======== Listed records ========

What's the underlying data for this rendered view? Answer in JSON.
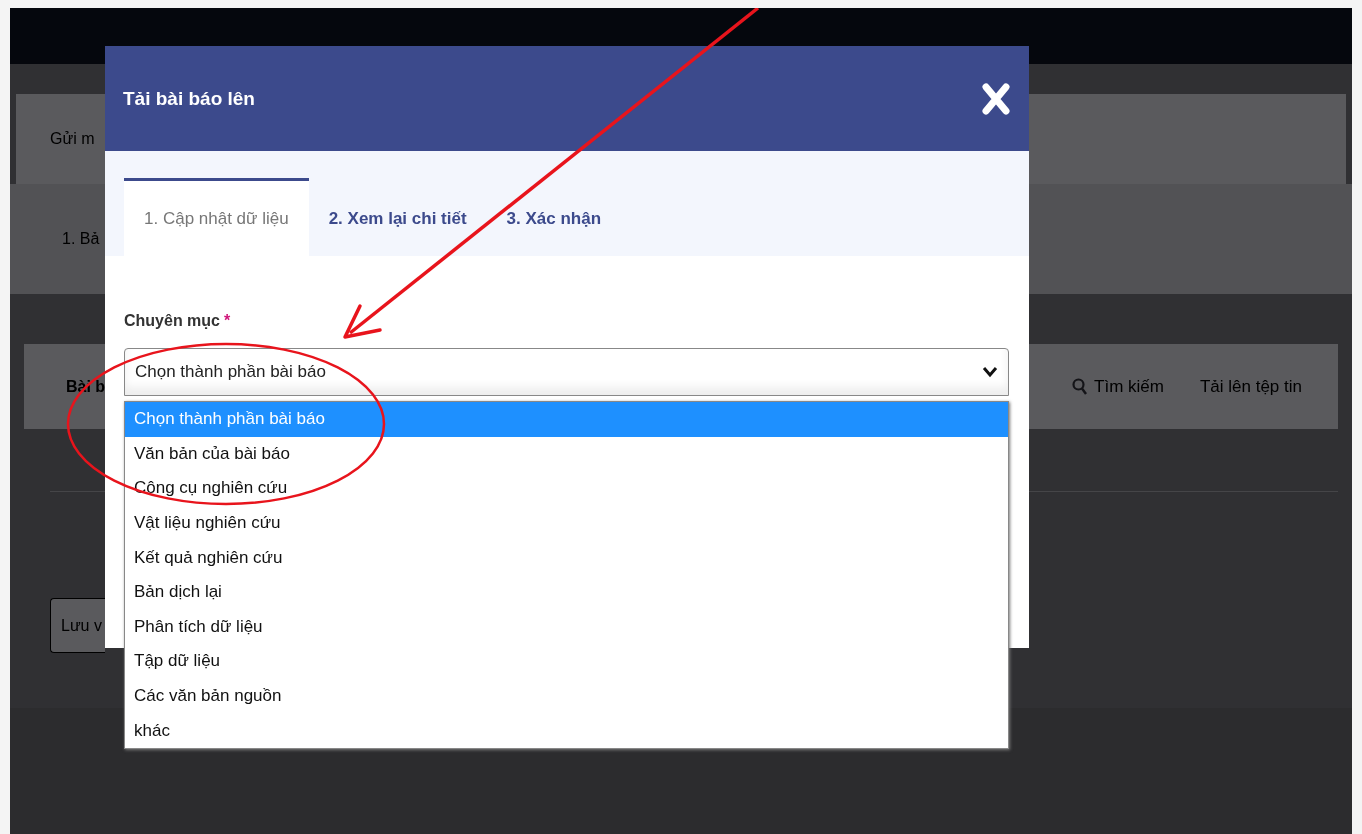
{
  "background_page": {
    "header_text": "Gửi m",
    "step_text": "1. Bả",
    "panel_title": "Bài b",
    "search_link": "Tìm kiếm",
    "upload_link": "Tải lên tệp tin",
    "save_button": "Lưu v"
  },
  "dialog": {
    "title": "Tải bài báo lên",
    "tabs": [
      {
        "label": "1. Cập nhật dữ liệu",
        "selected": true
      },
      {
        "label": "2. Xem lại chi tiết",
        "selected": false
      },
      {
        "label": "3. Xác nhận",
        "selected": false
      }
    ],
    "field": {
      "label": "Chuyên mục",
      "required_mark": "*",
      "value": "Chọn thành phần bài báo",
      "expanded": true,
      "options": [
        {
          "label": "Chọn thành phần bài báo",
          "selected": true
        },
        {
          "label": "Văn bản của bài báo",
          "selected": false
        },
        {
          "label": "Công cụ nghiên cứu",
          "selected": false
        },
        {
          "label": "Vật liệu nghiên cứu",
          "selected": false
        },
        {
          "label": "Kết quả nghiên cứu",
          "selected": false
        },
        {
          "label": "Bản dịch lại",
          "selected": false
        },
        {
          "label": "Phân tích dữ liệu",
          "selected": false
        },
        {
          "label": "Tập dữ liệu",
          "selected": false
        },
        {
          "label": "Các văn bản nguồn",
          "selected": false
        },
        {
          "label": "khác",
          "selected": false
        }
      ]
    }
  }
}
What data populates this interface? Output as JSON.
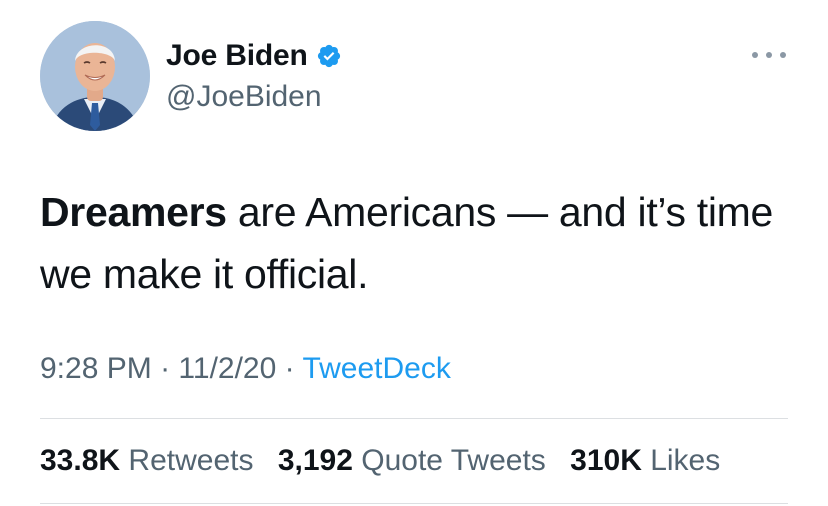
{
  "user": {
    "display_name": "Joe Biden",
    "handle": "@JoeBiden",
    "verified": true
  },
  "tweet": {
    "text_bold": "Dreamers",
    "text_rest": " are Americans — and it’s time we make it official.",
    "time": "9:28 PM",
    "separator": "·",
    "date": "11/2/20",
    "source": "TweetDeck"
  },
  "stats": {
    "retweets_count": "33.8K",
    "retweets_label": "Retweets",
    "quote_count": "3,192",
    "quote_label": "Quote Tweets",
    "likes_count": "310K",
    "likes_label": "Likes"
  },
  "colors": {
    "accent": "#1d9bf0",
    "text": "#0f1419",
    "secondary": "#536471"
  },
  "icons": {
    "verified": "verified-badge-icon",
    "more": "more-options-icon"
  }
}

========

* Exercise aim
All of the data above should be transcribed verbatim, with pictures omitted.

* Right answer
What's the underlying data for this rendered view? Answer in JSON.
{
  "background_page": {
    "header_text": "Gửi m",
    "step_text": "1. Bả",
    "panel_title": "Bài b",
    "search_link": "Tìm kiếm",
    "upload_link": "Tải lên tệp tin",
    "save_button": "Lưu v"
  },
  "dialog": {
    "title": "Tải bài báo lên",
    "tabs": [
      {
        "label": "1. Cập nhật dữ liệu",
        "selected": true
      },
      {
        "label": "2. Xem lại chi tiết",
        "selected": false
      },
      {
        "label": "3. Xác nhận",
        "selected": false
      }
    ],
    "field": {
      "label": "Chuyên mục",
      "required_mark": "*",
      "value": "Chọn thành phần bài báo",
      "expanded": true,
      "options": [
        {
          "label": "Chọn thành phần bài báo",
          "selected": true
        },
        {
          "label": "Văn bản của bài báo",
          "selected": false
        },
        {
          "label": "Công cụ nghiên cứu",
          "selected": false
        },
        {
          "label": "Vật liệu nghiên cứu",
          "selected": false
        },
        {
          "label": "Kết quả nghiên cứu",
          "selected": false
        },
        {
          "label": "Bản dịch lại",
          "selected": false
        },
        {
          "label": "Phân tích dữ liệu",
          "selected": false
        },
        {
          "label": "Tập dữ liệu",
          "selected": false
        },
        {
          "label": "Các văn bản nguồn",
          "selected": false
        },
        {
          "label": "khác",
          "selected": false
        }
      ]
    }
  }
}
What data populates this interface? Output as JSON.
{
  "user": {
    "display_name": "Joe Biden",
    "handle": "@JoeBiden",
    "verified": true
  },
  "tweet": {
    "text_bold": "Dreamers",
    "text_rest": " are Americans — and it’s time we make it official.",
    "time": "9:28 PM",
    "separator": "·",
    "date": "11/2/20",
    "source": "TweetDeck"
  },
  "stats": {
    "retweets_count": "33.8K",
    "retweets_label": "Retweets",
    "quote_count": "3,192",
    "quote_label": "Quote Tweets",
    "likes_count": "310K",
    "likes_label": "Likes"
  },
  "colors": {
    "accent": "#1d9bf0",
    "text": "#0f1419",
    "secondary": "#536471"
  },
  "icons": {
    "verified": "verified-badge-icon",
    "more": "more-options-icon"
  }
}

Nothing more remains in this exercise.